- _WHAT THE TASK ASKS_
Each entry below is to be printed verbatim.

- _INPUT DATA_
-------------------------

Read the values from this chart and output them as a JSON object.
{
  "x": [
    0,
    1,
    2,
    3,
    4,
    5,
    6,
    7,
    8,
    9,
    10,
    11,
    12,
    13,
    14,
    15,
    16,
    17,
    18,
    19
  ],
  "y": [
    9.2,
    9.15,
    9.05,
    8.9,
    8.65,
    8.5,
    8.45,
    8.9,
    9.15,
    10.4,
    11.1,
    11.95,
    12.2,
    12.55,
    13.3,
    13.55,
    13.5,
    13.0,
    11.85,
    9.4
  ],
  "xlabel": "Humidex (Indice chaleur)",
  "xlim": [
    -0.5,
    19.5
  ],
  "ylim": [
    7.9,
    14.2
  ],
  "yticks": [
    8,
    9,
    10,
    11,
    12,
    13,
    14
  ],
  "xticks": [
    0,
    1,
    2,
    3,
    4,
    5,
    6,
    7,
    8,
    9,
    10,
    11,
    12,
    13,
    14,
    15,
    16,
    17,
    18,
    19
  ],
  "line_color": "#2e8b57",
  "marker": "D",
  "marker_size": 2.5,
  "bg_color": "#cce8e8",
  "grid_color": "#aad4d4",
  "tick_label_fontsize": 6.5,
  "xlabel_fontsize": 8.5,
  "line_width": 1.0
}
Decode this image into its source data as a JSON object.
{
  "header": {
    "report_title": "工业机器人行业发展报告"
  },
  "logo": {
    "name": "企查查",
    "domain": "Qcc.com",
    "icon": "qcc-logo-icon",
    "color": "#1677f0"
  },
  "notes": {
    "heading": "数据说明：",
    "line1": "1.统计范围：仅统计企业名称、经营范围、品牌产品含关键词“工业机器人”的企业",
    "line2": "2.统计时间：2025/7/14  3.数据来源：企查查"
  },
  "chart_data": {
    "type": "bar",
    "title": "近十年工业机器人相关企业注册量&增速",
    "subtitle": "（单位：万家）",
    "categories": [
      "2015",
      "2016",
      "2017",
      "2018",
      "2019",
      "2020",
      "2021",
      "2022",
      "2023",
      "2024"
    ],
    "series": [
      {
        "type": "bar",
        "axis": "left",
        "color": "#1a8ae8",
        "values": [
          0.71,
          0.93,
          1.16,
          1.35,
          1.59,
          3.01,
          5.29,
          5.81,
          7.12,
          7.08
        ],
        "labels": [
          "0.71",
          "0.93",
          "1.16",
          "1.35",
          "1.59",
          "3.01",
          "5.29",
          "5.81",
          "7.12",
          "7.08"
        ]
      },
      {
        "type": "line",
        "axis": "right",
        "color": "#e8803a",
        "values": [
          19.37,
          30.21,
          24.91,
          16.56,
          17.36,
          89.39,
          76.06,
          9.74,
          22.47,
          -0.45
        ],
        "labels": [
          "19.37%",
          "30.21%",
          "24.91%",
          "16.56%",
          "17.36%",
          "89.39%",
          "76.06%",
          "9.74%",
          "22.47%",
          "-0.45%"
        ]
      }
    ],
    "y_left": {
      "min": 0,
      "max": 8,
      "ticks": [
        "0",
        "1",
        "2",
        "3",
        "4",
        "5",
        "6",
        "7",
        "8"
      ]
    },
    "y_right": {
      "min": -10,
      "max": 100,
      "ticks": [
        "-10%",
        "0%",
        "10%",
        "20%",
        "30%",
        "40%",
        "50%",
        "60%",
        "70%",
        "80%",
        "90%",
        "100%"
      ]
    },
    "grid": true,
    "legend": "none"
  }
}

-------------------------

- _REPLY_
Read the values from this chart and output them as a JSON object.
{
  "x": [
    0,
    1,
    2,
    3,
    4,
    5,
    6,
    7,
    8,
    9,
    10,
    11,
    12,
    13,
    14,
    15,
    16,
    17,
    18,
    19
  ],
  "y": [
    9.2,
    9.15,
    9.05,
    8.9,
    8.65,
    8.5,
    8.45,
    8.9,
    9.15,
    10.4,
    11.1,
    11.95,
    12.2,
    12.55,
    13.3,
    13.55,
    13.5,
    13.0,
    11.85,
    9.4
  ],
  "xlabel": "Humidex (Indice chaleur)",
  "xlim": [
    -0.5,
    19.5
  ],
  "ylim": [
    7.9,
    14.2
  ],
  "yticks": [
    8,
    9,
    10,
    11,
    12,
    13,
    14
  ],
  "xticks": [
    0,
    1,
    2,
    3,
    4,
    5,
    6,
    7,
    8,
    9,
    10,
    11,
    12,
    13,
    14,
    15,
    16,
    17,
    18,
    19
  ],
  "line_color": "#2e8b57",
  "marker": "D",
  "marker_size": 2.5,
  "bg_color": "#cce8e8",
  "grid_color": "#aad4d4",
  "tick_label_fontsize": 6.5,
  "xlabel_fontsize": 8.5,
  "line_width": 1.0
}
Decode this image into its source data as a JSON object.
{
  "header": {
    "report_title": "工业机器人行业发展报告"
  },
  "logo": {
    "name": "企查查",
    "domain": "Qcc.com",
    "icon": "qcc-logo-icon",
    "color": "#1677f0"
  },
  "notes": {
    "heading": "数据说明：",
    "line1": "1.统计范围：仅统计企业名称、经营范围、品牌产品含关键词“工业机器人”的企业",
    "line2": "2.统计时间：2025/7/14  3.数据来源：企查查"
  },
  "chart_data": {
    "type": "bar",
    "title": "近十年工业机器人相关企业注册量&增速",
    "subtitle": "（单位：万家）",
    "categories": [
      "2015",
      "2016",
      "2017",
      "2018",
      "2019",
      "2020",
      "2021",
      "2022",
      "2023",
      "2024"
    ],
    "series": [
      {
        "type": "bar",
        "axis": "left",
        "color": "#1a8ae8",
        "values": [
          0.71,
          0.93,
          1.16,
          1.35,
          1.59,
          3.01,
          5.29,
          5.81,
          7.12,
          7.08
        ],
        "labels": [
          "0.71",
          "0.93",
          "1.16",
          "1.35",
          "1.59",
          "3.01",
          "5.29",
          "5.81",
          "7.12",
          "7.08"
        ]
      },
      {
        "type": "line",
        "axis": "right",
        "color": "#e8803a",
        "values": [
          19.37,
          30.21,
          24.91,
          16.56,
          17.36,
          89.39,
          76.06,
          9.74,
          22.47,
          -0.45
        ],
        "labels": [
          "19.37%",
          "30.21%",
          "24.91%",
          "16.56%",
          "17.36%",
          "89.39%",
          "76.06%",
          "9.74%",
          "22.47%",
          "-0.45%"
        ]
      }
    ],
    "y_left": {
      "min": 0,
      "max": 8,
      "ticks": [
        "0",
        "1",
        "2",
        "3",
        "4",
        "5",
        "6",
        "7",
        "8"
      ]
    },
    "y_right": {
      "min": -10,
      "max": 100,
      "ticks": [
        "-10%",
        "0%",
        "10%",
        "20%",
        "30%",
        "40%",
        "50%",
        "60%",
        "70%",
        "80%",
        "90%",
        "100%"
      ]
    },
    "grid": true,
    "legend": "none"
  }
}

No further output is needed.